**Exercise:** Reproduce every entry that follows word for word, but omit the images.

**Available data:**
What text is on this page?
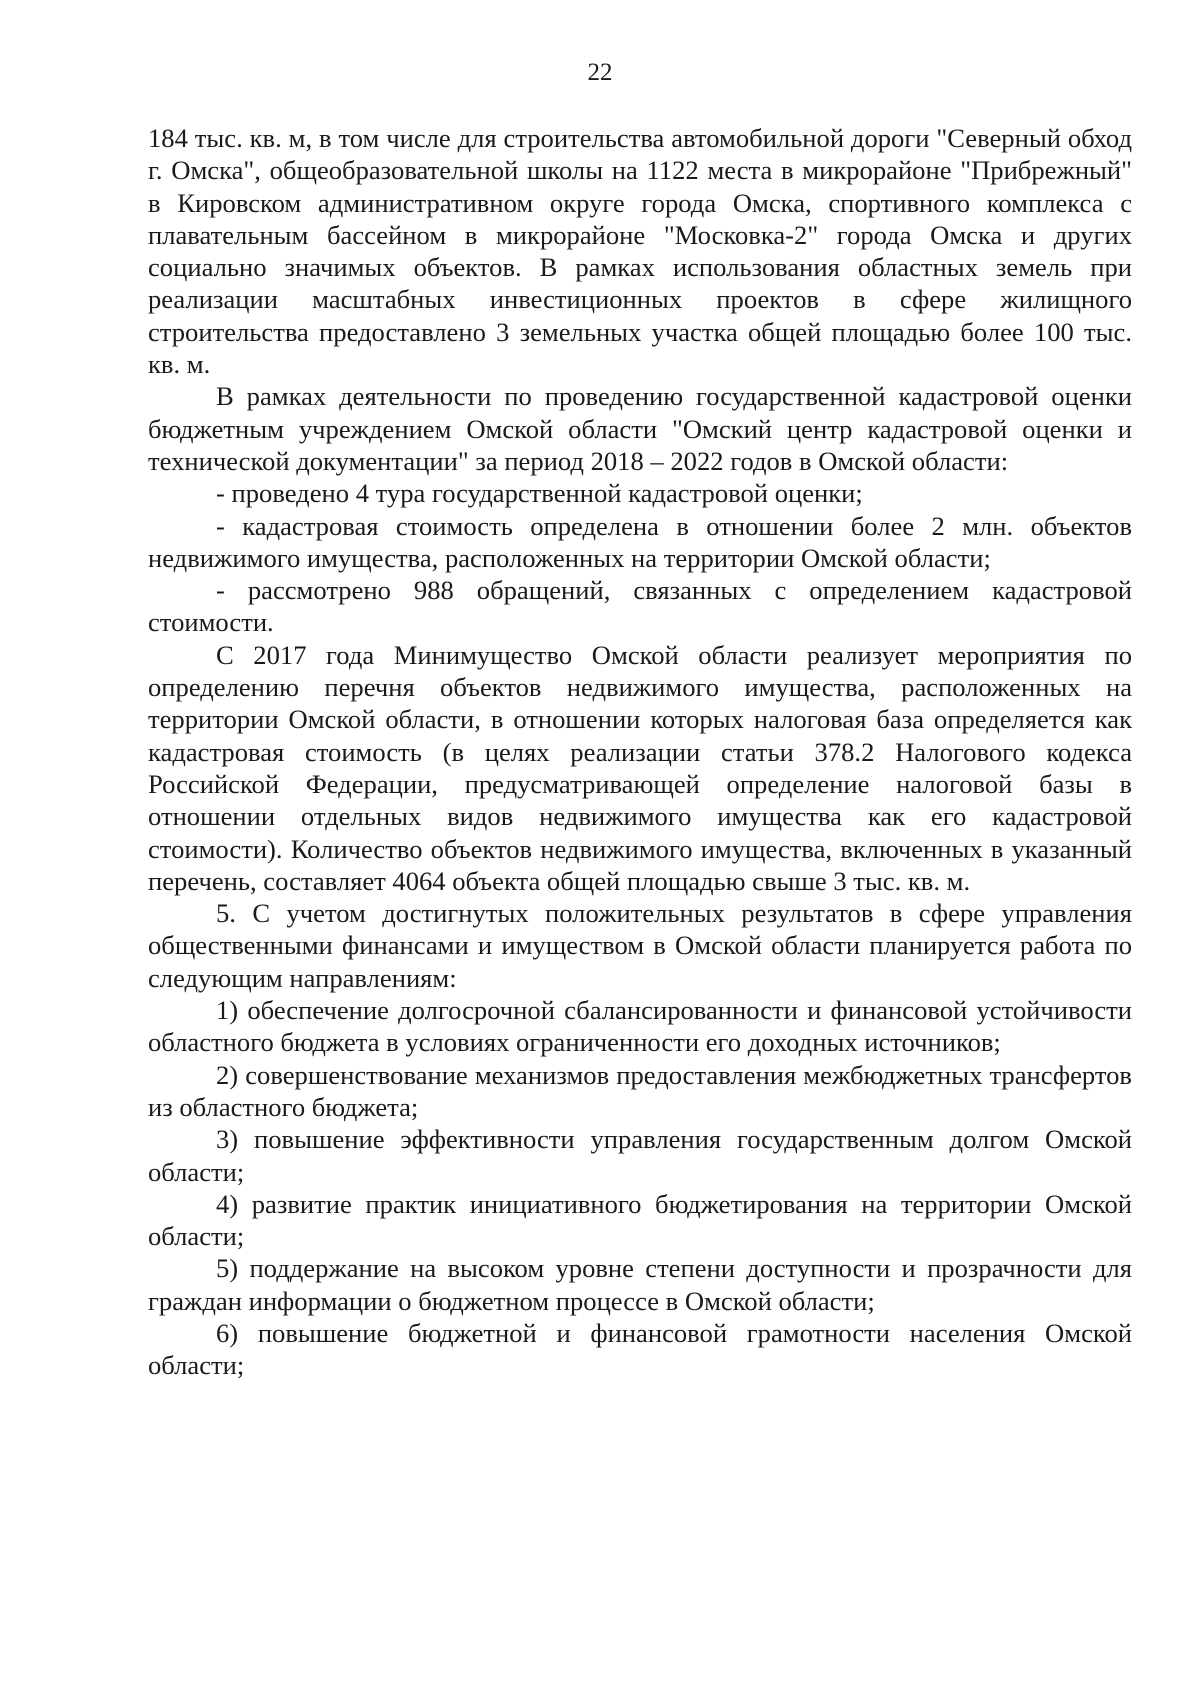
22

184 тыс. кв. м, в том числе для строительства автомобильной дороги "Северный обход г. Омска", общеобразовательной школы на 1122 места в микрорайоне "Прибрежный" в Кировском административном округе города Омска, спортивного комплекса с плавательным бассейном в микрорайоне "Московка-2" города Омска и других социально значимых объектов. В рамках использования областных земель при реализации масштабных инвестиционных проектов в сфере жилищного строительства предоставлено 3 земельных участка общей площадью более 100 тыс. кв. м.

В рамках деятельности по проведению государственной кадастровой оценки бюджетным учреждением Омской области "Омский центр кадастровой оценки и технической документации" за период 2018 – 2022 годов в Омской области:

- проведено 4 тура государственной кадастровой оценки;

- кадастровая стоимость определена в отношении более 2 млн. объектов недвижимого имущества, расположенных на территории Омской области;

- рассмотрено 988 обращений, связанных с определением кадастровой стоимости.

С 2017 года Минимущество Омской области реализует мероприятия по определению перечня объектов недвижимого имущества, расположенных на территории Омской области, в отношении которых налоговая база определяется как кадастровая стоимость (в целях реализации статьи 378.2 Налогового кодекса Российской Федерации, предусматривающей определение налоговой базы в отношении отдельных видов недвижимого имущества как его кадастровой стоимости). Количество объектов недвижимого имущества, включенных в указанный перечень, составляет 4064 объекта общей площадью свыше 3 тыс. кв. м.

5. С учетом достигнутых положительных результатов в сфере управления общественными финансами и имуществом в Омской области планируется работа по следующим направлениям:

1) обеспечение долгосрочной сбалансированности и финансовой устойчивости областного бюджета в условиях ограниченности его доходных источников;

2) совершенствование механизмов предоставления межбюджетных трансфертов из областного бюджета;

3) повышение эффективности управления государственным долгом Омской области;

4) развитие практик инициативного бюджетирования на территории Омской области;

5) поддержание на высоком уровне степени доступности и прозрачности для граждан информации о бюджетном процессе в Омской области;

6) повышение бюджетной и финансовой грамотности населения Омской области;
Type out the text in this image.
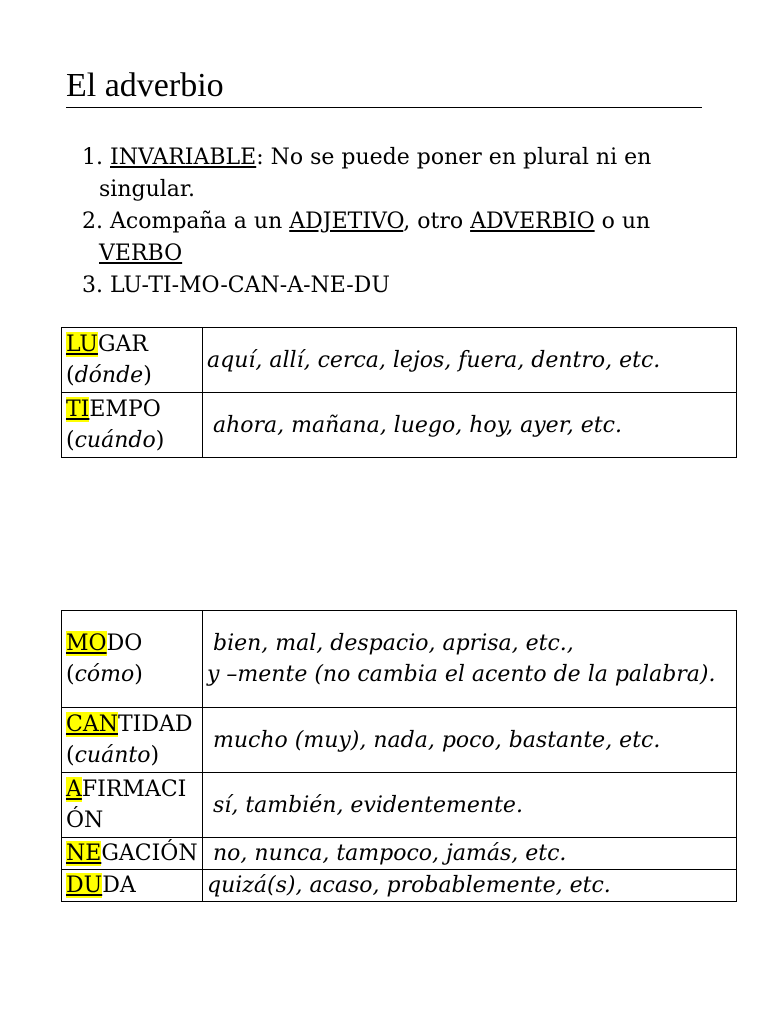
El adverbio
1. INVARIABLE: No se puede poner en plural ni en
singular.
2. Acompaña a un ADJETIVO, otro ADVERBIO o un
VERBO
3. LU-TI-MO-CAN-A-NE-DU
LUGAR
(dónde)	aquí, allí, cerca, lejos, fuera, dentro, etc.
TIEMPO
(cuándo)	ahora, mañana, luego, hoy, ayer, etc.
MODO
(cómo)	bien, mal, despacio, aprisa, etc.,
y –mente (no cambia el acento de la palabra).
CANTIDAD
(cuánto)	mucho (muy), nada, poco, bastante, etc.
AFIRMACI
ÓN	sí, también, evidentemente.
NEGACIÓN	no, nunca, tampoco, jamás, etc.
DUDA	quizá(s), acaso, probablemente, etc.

**Full answer:**
What text is on this page?
22

184 тыс. кв. м, в том числе для строительства автомобильной дороги "Северный обход г. Омска", общеобразовательной школы на 1122 места в микрорайоне "Прибрежный" в Кировском административном округе города Омска, спортивного комплекса с плавательным бассейном в микрорайоне "Московка-2" города Омска и других социально значимых объектов. В рамках использования областных земель при реализации масштабных инвестиционных проектов в сфере жилищного строительства предоставлено 3 земельных участка общей площадью более 100 тыс. кв. м.

В рамках деятельности по проведению государственной кадастровой оценки бюджетным учреждением Омской области "Омский центр кадастровой оценки и технической документации" за период 2018 – 2022 годов в Омской области:

- проведено 4 тура государственной кадастровой оценки;

- кадастровая стоимость определена в отношении более 2 млн. объектов недвижимого имущества, расположенных на территории Омской области;

- рассмотрено 988 обращений, связанных с определением кадастровой стоимости.

С 2017 года Минимущество Омской области реализует мероприятия по определению перечня объектов недвижимого имущества, расположенных на территории Омской области, в отношении которых налоговая база определяется как кадастровая стоимость (в целях реализации статьи 378.2 Налогового кодекса Российской Федерации, предусматривающей определение налоговой базы в отношении отдельных видов недвижимого имущества как его кадастровой стоимости). Количество объектов недвижимого имущества, включенных в указанный перечень, составляет 4064 объекта общей площадью свыше 3 тыс. кв. м.

5. С учетом достигнутых положительных результатов в сфере управления общественными финансами и имуществом в Омской области планируется работа по следующим направлениям:

1) обеспечение долгосрочной сбалансированности и финансовой устойчивости областного бюджета в условиях ограниченности его доходных источников;

2) совершенствование механизмов предоставления межбюджетных трансфертов из областного бюджета;

3) повышение эффективности управления государственным долгом Омской области;

4) развитие практик инициативного бюджетирования на территории Омской области;

5) поддержание на высоком уровне степени доступности и прозрачности для граждан информации о бюджетном процессе в Омской области;

6) повышение бюджетной и финансовой грамотности населения Омской области;
Type out the text in this image.
El adverbio
1. INVARIABLE: No se puede poner en plural ni en
singular.
2. Acompaña a un ADJETIVO, otro ADVERBIO o un
VERBO
3. LU-TI-MO-CAN-A-NE-DU
LUGAR
(dónde)	aquí, allí, cerca, lejos, fuera, dentro, etc.
TIEMPO
(cuándo)	ahora, mañana, luego, hoy, ayer, etc.
MODO
(cómo)	bien, mal, despacio, aprisa, etc.,
y –mente (no cambia el acento de la palabra).
CANTIDAD
(cuánto)	mucho (muy), nada, poco, bastante, etc.
AFIRMACI
ÓN	sí, también, evidentemente.
NEGACIÓN	no, nunca, tampoco, jamás, etc.
DUDA	quizá(s), acaso, probablemente, etc.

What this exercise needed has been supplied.